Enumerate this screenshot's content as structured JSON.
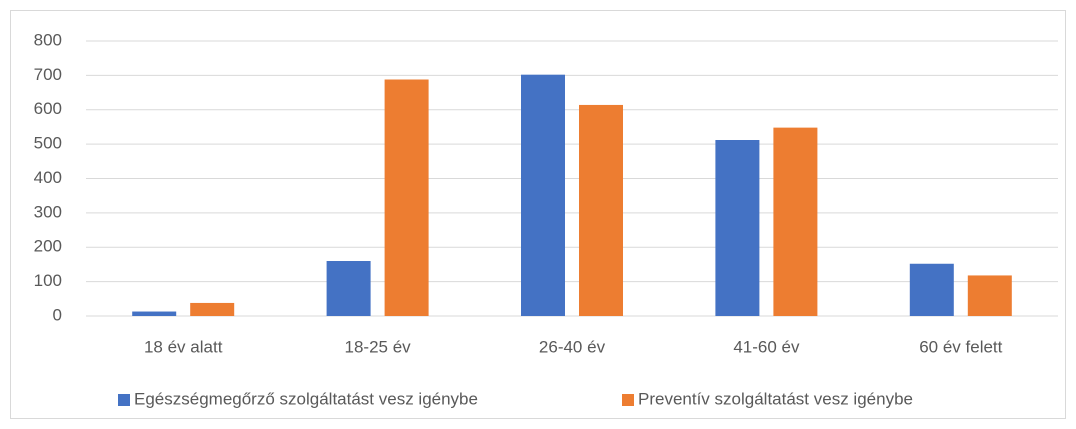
{
  "chart_data": {
    "type": "bar",
    "categories": [
      "18 év alatt",
      "18-25 év",
      "26-40 év",
      "41-60 év",
      "60 év felett"
    ],
    "series": [
      {
        "name": "Egészségmegőrző szolgáltatást vesz igénybe",
        "color": "#4472c4",
        "values": [
          13,
          160,
          702,
          512,
          152
        ]
      },
      {
        "name": "Preventív szolgáltatást vesz igénybe",
        "color": "#ed7d31",
        "values": [
          38,
          688,
          614,
          548,
          118
        ]
      }
    ],
    "ylim": [
      0,
      800
    ],
    "yticks": [
      0,
      100,
      200,
      300,
      400,
      500,
      600,
      700,
      800
    ],
    "grid": true,
    "legend": "bottom"
  }
}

- **GOAL**
Copy the material above in full and exactly, skipping pictures.

- **RESULT**
Enumerate this screenshot's content as structured JSON.
{
  "chart_data": {
    "type": "bar",
    "categories": [
      "18 év alatt",
      "18-25 év",
      "26-40 év",
      "41-60 év",
      "60 év felett"
    ],
    "series": [
      {
        "name": "Egészségmegőrző szolgáltatást vesz igénybe",
        "color": "#4472c4",
        "values": [
          13,
          160,
          702,
          512,
          152
        ]
      },
      {
        "name": "Preventív szolgáltatást vesz igénybe",
        "color": "#ed7d31",
        "values": [
          38,
          688,
          614,
          548,
          118
        ]
      }
    ],
    "ylim": [
      0,
      800
    ],
    "yticks": [
      0,
      100,
      200,
      300,
      400,
      500,
      600,
      700,
      800
    ],
    "grid": true,
    "legend": "bottom"
  }
}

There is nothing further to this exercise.